Start of DATA LISTING

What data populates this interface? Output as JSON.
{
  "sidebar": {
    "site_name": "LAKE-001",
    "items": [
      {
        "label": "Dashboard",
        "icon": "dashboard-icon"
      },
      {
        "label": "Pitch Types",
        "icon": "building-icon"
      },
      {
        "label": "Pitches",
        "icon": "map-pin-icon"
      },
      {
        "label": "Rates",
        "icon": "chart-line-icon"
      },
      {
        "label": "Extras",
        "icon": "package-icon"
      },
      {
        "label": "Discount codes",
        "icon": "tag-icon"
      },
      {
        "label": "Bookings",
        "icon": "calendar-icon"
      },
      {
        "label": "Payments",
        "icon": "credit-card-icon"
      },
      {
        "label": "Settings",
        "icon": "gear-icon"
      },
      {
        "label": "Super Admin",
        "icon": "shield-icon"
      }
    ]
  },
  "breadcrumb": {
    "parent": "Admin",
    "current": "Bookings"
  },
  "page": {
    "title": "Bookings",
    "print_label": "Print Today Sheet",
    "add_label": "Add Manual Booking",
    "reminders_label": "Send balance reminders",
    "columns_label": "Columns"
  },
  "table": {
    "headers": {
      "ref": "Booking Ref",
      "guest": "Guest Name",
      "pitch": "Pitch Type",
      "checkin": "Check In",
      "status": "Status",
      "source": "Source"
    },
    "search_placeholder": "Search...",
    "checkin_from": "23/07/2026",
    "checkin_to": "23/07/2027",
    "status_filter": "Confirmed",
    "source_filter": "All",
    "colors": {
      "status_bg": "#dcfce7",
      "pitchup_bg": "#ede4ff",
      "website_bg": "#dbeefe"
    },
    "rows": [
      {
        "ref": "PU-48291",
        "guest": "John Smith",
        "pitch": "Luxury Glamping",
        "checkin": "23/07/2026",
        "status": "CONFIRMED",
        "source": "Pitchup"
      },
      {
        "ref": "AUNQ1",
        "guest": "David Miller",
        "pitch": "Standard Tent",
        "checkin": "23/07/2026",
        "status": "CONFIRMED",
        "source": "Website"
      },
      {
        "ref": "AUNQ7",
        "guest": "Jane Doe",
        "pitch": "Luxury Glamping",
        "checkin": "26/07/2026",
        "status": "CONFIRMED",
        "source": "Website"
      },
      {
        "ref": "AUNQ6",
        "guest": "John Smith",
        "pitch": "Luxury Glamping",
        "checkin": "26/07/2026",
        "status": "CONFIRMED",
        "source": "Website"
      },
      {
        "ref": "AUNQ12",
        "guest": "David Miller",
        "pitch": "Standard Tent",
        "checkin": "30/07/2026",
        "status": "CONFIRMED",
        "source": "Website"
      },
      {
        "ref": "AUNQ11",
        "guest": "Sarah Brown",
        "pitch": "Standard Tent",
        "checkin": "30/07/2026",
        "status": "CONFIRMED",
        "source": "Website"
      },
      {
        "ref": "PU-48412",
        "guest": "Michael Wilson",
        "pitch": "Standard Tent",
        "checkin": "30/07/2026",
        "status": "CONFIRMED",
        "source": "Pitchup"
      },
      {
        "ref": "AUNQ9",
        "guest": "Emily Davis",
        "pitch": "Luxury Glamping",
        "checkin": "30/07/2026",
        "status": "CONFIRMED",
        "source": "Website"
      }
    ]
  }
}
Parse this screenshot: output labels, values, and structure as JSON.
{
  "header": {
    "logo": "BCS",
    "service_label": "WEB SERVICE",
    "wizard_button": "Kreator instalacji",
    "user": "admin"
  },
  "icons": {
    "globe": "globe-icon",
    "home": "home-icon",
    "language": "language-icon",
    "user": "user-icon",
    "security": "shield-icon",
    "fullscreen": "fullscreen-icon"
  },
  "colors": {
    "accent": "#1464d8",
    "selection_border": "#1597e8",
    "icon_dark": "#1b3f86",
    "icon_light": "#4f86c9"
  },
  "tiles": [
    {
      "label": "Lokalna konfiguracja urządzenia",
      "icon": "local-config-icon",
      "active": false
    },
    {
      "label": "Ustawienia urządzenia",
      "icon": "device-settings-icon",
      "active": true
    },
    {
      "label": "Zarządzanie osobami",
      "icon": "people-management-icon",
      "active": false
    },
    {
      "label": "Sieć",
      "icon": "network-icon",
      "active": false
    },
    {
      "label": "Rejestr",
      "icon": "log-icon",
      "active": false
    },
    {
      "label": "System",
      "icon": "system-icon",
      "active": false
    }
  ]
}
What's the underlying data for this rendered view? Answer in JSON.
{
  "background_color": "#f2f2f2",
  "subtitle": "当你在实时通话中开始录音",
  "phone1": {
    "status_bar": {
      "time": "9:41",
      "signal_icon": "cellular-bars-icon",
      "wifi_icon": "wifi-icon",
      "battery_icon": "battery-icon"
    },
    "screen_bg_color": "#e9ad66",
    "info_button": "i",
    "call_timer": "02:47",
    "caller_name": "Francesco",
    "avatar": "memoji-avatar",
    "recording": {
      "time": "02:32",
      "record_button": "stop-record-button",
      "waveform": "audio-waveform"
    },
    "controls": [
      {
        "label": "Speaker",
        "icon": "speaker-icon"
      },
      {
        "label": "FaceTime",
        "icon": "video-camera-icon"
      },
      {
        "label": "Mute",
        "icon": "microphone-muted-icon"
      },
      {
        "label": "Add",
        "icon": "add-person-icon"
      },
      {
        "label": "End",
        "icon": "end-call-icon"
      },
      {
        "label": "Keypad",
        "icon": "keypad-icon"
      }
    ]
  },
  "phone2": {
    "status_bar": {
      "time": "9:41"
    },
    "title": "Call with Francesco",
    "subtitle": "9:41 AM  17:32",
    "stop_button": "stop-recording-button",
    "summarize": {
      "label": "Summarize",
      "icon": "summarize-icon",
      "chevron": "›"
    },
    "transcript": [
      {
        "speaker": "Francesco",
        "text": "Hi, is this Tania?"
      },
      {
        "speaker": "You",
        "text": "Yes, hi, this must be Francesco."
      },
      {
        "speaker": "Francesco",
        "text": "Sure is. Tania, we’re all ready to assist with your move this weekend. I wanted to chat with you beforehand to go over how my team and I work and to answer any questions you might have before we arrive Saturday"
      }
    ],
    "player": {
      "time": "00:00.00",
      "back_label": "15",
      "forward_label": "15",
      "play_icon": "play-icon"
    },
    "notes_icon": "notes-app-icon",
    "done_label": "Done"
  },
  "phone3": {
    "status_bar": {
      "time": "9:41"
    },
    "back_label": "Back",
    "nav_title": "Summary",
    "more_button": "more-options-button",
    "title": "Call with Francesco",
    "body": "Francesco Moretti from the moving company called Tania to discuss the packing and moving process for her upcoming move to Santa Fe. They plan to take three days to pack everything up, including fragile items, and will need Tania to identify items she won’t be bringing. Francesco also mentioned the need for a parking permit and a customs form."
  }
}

End of DATA LISTING

Go through the preceding material and copy each line that has the word "guest".

      "guest": "Guest Name",
        "guest": "John Smith",
        "guest": "David Miller",
        "guest": "Jane Doe",
        "guest": "John Smith",
        "guest": "David Miller",
        "guest": "Sarah Brown",
        "guest": "Michael Wilson",
        "guest": "Emily Davis",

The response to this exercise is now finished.